- **TASK DESCRIPTION**
Reproduce the listing below verbatim.

┌─ SUPPLIED MATERIAL

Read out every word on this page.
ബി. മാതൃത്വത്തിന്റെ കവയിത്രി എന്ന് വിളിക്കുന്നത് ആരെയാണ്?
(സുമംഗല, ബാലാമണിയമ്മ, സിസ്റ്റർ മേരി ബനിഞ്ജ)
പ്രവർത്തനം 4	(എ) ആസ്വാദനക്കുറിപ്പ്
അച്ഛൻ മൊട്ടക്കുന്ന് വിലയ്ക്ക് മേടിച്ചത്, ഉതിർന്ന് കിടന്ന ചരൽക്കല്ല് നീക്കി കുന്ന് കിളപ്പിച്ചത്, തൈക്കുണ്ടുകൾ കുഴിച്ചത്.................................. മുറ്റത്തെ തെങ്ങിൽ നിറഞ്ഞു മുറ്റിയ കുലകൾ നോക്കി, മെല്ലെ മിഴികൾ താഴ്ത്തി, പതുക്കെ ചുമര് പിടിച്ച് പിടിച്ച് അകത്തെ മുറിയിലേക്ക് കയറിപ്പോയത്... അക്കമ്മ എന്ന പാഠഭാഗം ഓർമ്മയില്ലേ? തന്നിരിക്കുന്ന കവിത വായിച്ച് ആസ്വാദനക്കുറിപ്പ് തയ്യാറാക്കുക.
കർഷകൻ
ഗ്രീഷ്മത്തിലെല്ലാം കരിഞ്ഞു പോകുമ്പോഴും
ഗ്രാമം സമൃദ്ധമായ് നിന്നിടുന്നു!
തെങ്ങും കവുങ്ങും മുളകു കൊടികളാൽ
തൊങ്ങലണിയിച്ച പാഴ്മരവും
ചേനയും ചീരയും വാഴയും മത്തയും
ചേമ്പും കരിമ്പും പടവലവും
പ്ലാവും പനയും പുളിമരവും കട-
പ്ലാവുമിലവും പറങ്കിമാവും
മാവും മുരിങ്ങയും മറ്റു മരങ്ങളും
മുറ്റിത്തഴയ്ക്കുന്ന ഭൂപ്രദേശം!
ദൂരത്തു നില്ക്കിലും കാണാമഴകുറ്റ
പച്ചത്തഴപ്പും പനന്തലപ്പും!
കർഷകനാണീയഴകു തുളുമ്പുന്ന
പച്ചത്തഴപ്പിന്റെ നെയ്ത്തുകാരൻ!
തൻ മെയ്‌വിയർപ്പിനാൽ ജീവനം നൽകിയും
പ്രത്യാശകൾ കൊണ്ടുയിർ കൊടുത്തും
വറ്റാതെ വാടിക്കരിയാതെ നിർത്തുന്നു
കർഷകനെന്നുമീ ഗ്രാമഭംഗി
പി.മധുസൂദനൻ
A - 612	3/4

└─

- **SOLUTION**
Read out every word on this page.
ബി. മാതൃത്വത്തിന്റെ കവയിത്രി എന്ന് വിളിക്കുന്നത് ആരെയാണ്?
(സുമംഗല, ബാലാമണിയമ്മ, സിസ്റ്റർ മേരി ബനിഞ്ജ)
പ്രവർത്തനം 4	(എ) ആസ്വാദനക്കുറിപ്പ്
അച്ഛൻ മൊട്ടക്കുന്ന് വിലയ്ക്ക് മേടിച്ചത്, ഉതിർന്ന് കിടന്ന ചരൽക്കല്ല് നീക്കി കുന്ന് കിളപ്പിച്ചത്, തൈക്കുണ്ടുകൾ കുഴിച്ചത്.................................. മുറ്റത്തെ തെങ്ങിൽ നിറഞ്ഞു മുറ്റിയ കുലകൾ നോക്കി, മെല്ലെ മിഴികൾ താഴ്ത്തി, പതുക്കെ ചുമര് പിടിച്ച് പിടിച്ച് അകത്തെ മുറിയിലേക്ക് കയറിപ്പോയത്... അക്കമ്മ എന്ന പാഠഭാഗം ഓർമ്മയില്ലേ? തന്നിരിക്കുന്ന കവിത വായിച്ച് ആസ്വാദനക്കുറിപ്പ് തയ്യാറാക്കുക.
കർഷകൻ
ഗ്രീഷ്മത്തിലെല്ലാം കരിഞ്ഞു പോകുമ്പോഴും
ഗ്രാമം സമൃദ്ധമായ് നിന്നിടുന്നു!
തെങ്ങും കവുങ്ങും മുളകു കൊടികളാൽ
തൊങ്ങലണിയിച്ച പാഴ്മരവും
ചേനയും ചീരയും വാഴയും മത്തയും
ചേമ്പും കരിമ്പും പടവലവും
പ്ലാവും പനയും പുളിമരവും കട-
പ്ലാവുമിലവും പറങ്കിമാവും
മാവും മുരിങ്ങയും മറ്റു മരങ്ങളും
മുറ്റിത്തഴയ്ക്കുന്ന ഭൂപ്രദേശം!
ദൂരത്തു നില്ക്കിലും കാണാമഴകുറ്റ
പച്ചത്തഴപ്പും പനന്തലപ്പും!
കർഷകനാണീയഴകു തുളുമ്പുന്ന
പച്ചത്തഴപ്പിന്റെ നെയ്ത്തുകാരൻ!
തൻ മെയ്‌വിയർപ്പിനാൽ ജീവനം നൽകിയും
പ്രത്യാശകൾ കൊണ്ടുയിർ കൊടുത്തും
വറ്റാതെ വാടിക്കരിയാതെ നിർത്തുന്നു
കർഷകനെന്നുമീ ഗ്രാമഭംഗി
പി.മധുസൂദനൻ
A - 612	3/4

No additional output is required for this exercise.